### Saved entries
===============

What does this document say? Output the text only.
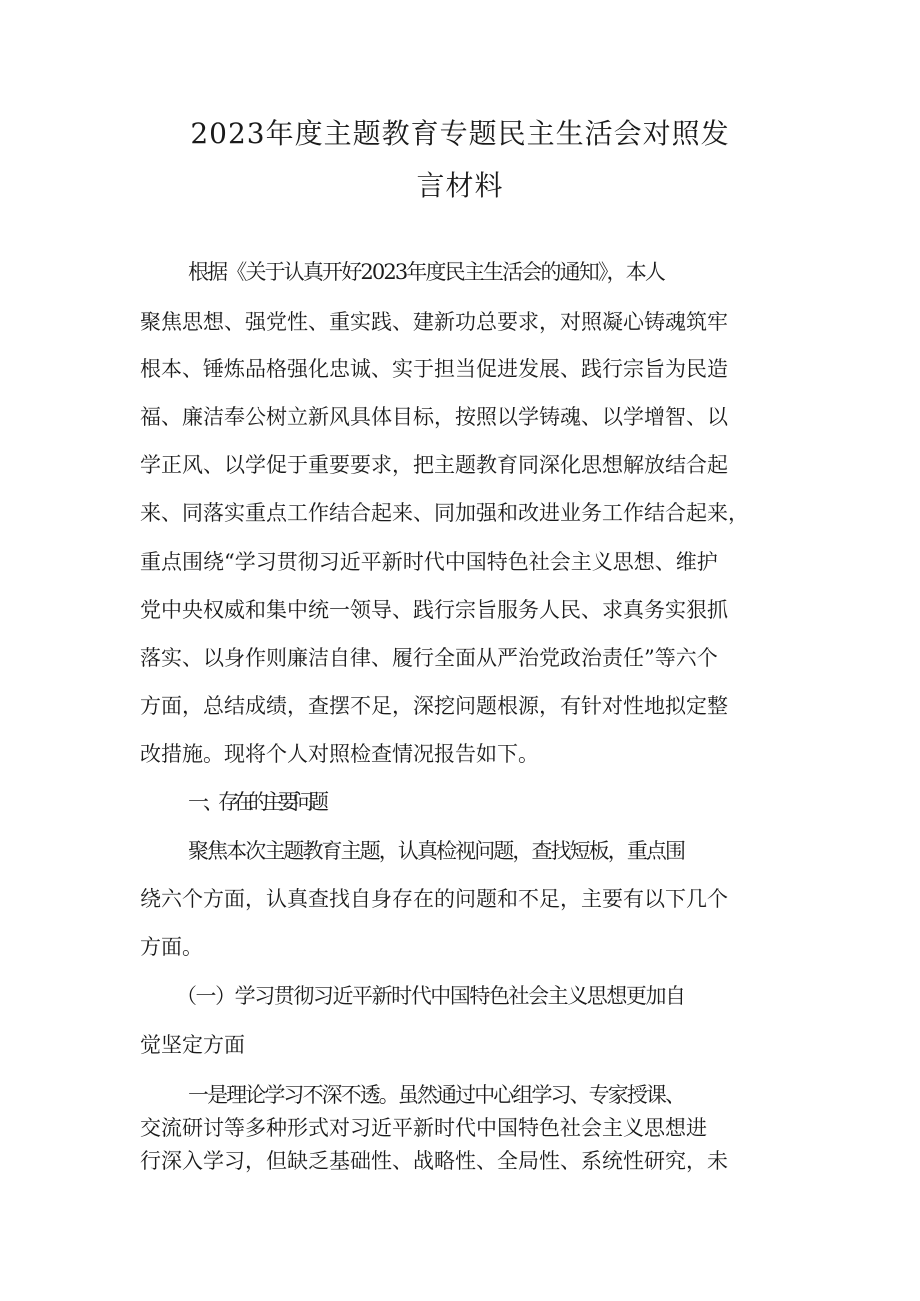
2023年度主题教育专题民主生活会对照发
言材料
根据《关于认真开好2023年度民主生活会的通知》，本人
聚焦思想、强党性、重实践、建新功总要求，对照凝心铸魂筑牢
根本、锤炼品格强化忠诚、实于担当促进发展、践行宗旨为民造
福、廉洁奉公树立新风具体目标，按照以学铸魂、以学增智、以
学正风、以学促于重要要求，把主题教育同深化思想解放结合起
来、同落实重点工作结合起来、同加强和改进业务工作结合起来，
重点围绕“学习贯彻习近平新时代中国特色社会主义思想、维护
党中央权威和集中统一领导、践行宗旨服务人民、求真务实狠抓
落实、以身作则廉洁自律、履行全面从严治党政治责任”等六个
方面，总结成绩，查摆不足，深挖问题根源，有针对性地拟定整
改措施。现将个人对照检查情况报告如下。
一、存在的主要问题
聚焦本次主题教育主题，认真检视问题，查找短板，重点围
绕六个方面，认真查找自身存在的问题和不足，主要有以下几个
方面。
（一）学习贯彻习近平新时代中国特色社会主义思想更加自
觉坚定方面
一是理论学习不深不透。虽然通过中心组学习、专家授课、
交流研讨等多种形式对习近平新时代中国特色社会主义思想进
行深入学习，但缺乏基础性、战略性、全局性、系统性研究，未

===============

Apart from the pictures, the entries above are to be repeated in full and exactly.

What does this document say? Output the text only.
2023年度主题教育专题民主生活会对照发
言材料
根据《关于认真开好2023年度民主生活会的通知》，本人
聚焦思想、强党性、重实践、建新功总要求，对照凝心铸魂筑牢
根本、锤炼品格强化忠诚、实于担当促进发展、践行宗旨为民造
福、廉洁奉公树立新风具体目标，按照以学铸魂、以学增智、以
学正风、以学促于重要要求，把主题教育同深化思想解放结合起
来、同落实重点工作结合起来、同加强和改进业务工作结合起来，
重点围绕“学习贯彻习近平新时代中国特色社会主义思想、维护
党中央权威和集中统一领导、践行宗旨服务人民、求真务实狠抓
落实、以身作则廉洁自律、履行全面从严治党政治责任”等六个
方面，总结成绩，查摆不足，深挖问题根源，有针对性地拟定整
改措施。现将个人对照检查情况报告如下。
一、存在的主要问题
聚焦本次主题教育主题，认真检视问题，查找短板，重点围
绕六个方面，认真查找自身存在的问题和不足，主要有以下几个
方面。
（一）学习贯彻习近平新时代中国特色社会主义思想更加自
觉坚定方面
一是理论学习不深不透。虽然通过中心组学习、专家授课、
交流研讨等多种形式对习近平新时代中国特色社会主义思想进
行深入学习，但缺乏基础性、战略性、全局性、系统性研究，未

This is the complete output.